* START *

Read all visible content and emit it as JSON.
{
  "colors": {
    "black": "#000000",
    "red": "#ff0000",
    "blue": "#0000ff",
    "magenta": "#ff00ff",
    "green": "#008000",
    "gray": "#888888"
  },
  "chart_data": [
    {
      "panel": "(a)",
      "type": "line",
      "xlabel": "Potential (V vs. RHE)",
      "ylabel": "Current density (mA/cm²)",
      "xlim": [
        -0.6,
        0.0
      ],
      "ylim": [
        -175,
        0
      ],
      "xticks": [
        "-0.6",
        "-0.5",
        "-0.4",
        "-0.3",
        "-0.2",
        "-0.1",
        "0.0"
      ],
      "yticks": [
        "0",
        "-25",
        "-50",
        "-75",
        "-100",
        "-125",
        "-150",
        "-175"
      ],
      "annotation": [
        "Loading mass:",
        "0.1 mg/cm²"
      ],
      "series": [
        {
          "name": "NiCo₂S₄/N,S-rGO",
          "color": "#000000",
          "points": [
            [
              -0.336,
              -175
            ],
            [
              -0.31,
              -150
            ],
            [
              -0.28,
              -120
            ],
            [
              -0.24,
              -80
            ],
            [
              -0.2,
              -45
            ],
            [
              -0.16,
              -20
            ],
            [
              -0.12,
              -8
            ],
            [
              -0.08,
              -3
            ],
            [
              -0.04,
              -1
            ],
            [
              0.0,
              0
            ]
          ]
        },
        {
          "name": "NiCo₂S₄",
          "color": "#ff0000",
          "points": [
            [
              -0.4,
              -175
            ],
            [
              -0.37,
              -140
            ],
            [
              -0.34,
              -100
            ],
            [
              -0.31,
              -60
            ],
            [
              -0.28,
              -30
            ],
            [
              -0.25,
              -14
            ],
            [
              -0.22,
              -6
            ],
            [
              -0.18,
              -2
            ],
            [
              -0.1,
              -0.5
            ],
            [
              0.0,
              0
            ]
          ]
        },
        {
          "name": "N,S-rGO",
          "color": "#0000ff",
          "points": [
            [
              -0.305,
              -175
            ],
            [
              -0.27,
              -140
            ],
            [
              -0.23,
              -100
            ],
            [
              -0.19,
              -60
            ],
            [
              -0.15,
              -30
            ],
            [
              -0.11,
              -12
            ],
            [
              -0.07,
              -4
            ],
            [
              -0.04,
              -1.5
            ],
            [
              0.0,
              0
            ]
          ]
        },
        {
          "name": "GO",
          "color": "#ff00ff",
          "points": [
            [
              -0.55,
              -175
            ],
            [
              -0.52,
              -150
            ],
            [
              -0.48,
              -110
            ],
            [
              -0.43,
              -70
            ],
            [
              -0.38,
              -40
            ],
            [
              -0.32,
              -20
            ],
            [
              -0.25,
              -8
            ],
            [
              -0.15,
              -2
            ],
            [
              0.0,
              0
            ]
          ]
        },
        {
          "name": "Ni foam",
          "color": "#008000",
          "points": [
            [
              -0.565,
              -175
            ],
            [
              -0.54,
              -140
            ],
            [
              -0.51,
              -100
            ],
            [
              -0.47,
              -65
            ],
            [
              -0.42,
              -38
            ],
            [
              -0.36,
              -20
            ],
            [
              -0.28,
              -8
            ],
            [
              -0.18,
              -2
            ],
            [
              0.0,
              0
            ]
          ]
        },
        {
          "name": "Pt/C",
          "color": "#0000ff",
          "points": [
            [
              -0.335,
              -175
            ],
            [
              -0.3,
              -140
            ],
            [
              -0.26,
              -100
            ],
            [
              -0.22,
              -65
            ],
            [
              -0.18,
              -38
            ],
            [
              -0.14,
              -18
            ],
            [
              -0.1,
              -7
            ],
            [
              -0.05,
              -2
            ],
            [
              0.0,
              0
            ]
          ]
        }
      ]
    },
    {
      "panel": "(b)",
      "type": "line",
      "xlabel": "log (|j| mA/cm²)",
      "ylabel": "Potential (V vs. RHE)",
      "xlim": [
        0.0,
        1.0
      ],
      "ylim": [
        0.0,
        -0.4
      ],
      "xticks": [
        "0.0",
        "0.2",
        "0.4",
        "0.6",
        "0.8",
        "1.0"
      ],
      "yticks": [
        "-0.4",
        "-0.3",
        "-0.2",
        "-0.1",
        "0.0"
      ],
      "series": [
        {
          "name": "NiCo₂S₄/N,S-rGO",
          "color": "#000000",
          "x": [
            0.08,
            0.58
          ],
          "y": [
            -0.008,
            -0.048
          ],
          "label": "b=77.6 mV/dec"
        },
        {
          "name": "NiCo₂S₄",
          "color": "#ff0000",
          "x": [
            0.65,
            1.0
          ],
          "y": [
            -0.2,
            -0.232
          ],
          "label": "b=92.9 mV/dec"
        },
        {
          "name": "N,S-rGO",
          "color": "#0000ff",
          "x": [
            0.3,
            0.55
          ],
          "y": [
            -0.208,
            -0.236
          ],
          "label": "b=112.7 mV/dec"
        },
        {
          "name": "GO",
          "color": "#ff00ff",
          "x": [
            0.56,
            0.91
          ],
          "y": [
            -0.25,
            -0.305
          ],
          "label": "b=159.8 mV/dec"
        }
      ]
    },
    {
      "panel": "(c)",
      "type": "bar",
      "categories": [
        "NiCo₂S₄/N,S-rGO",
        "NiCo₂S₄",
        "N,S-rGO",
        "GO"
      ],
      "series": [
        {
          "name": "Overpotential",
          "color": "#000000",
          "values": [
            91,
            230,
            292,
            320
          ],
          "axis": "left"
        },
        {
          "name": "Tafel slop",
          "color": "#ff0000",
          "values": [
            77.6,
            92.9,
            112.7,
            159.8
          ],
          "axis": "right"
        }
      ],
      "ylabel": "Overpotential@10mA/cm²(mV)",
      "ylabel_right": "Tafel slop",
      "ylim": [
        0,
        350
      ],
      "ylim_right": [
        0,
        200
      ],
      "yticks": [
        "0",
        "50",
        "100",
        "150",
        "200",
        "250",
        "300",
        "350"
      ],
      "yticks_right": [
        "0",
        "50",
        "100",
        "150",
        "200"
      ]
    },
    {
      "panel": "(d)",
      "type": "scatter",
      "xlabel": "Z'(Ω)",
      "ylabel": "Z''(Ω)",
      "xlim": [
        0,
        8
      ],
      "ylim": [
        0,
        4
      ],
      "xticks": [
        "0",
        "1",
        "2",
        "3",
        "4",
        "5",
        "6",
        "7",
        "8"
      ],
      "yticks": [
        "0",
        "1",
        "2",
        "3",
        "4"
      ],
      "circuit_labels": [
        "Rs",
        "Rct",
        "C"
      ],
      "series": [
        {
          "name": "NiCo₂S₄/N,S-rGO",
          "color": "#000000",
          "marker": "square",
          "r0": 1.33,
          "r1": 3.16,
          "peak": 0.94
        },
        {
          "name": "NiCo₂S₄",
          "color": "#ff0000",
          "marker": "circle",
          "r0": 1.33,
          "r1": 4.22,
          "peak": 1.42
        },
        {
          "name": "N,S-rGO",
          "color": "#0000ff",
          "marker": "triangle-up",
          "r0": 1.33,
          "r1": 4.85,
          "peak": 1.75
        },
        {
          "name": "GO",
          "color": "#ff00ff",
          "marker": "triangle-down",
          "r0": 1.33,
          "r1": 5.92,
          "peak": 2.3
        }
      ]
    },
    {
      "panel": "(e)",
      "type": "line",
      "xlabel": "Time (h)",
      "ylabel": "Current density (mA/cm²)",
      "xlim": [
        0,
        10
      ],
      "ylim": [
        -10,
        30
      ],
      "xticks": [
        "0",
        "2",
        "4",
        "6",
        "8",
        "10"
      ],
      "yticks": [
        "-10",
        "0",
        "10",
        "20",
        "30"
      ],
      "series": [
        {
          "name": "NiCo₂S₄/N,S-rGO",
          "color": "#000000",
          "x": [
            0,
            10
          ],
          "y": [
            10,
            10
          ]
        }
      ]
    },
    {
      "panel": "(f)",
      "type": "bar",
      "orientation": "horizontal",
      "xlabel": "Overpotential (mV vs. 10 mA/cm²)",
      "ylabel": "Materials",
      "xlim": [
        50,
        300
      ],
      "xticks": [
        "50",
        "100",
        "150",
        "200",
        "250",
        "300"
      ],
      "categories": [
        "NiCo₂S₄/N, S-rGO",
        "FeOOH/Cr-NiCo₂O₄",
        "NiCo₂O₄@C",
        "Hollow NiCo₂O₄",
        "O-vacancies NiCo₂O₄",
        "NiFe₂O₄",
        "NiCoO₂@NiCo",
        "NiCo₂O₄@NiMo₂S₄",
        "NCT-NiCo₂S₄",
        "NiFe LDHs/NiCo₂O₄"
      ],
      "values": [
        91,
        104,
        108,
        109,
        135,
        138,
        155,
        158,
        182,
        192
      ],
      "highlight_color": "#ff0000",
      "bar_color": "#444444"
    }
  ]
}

* END *

**Challenge:** Scan the material above for the string "Tafel" and return the lines that hold it.

**Response to this exercise:**
          "name": "Tafel slop",
      "ylabel_right": "Tafel slop",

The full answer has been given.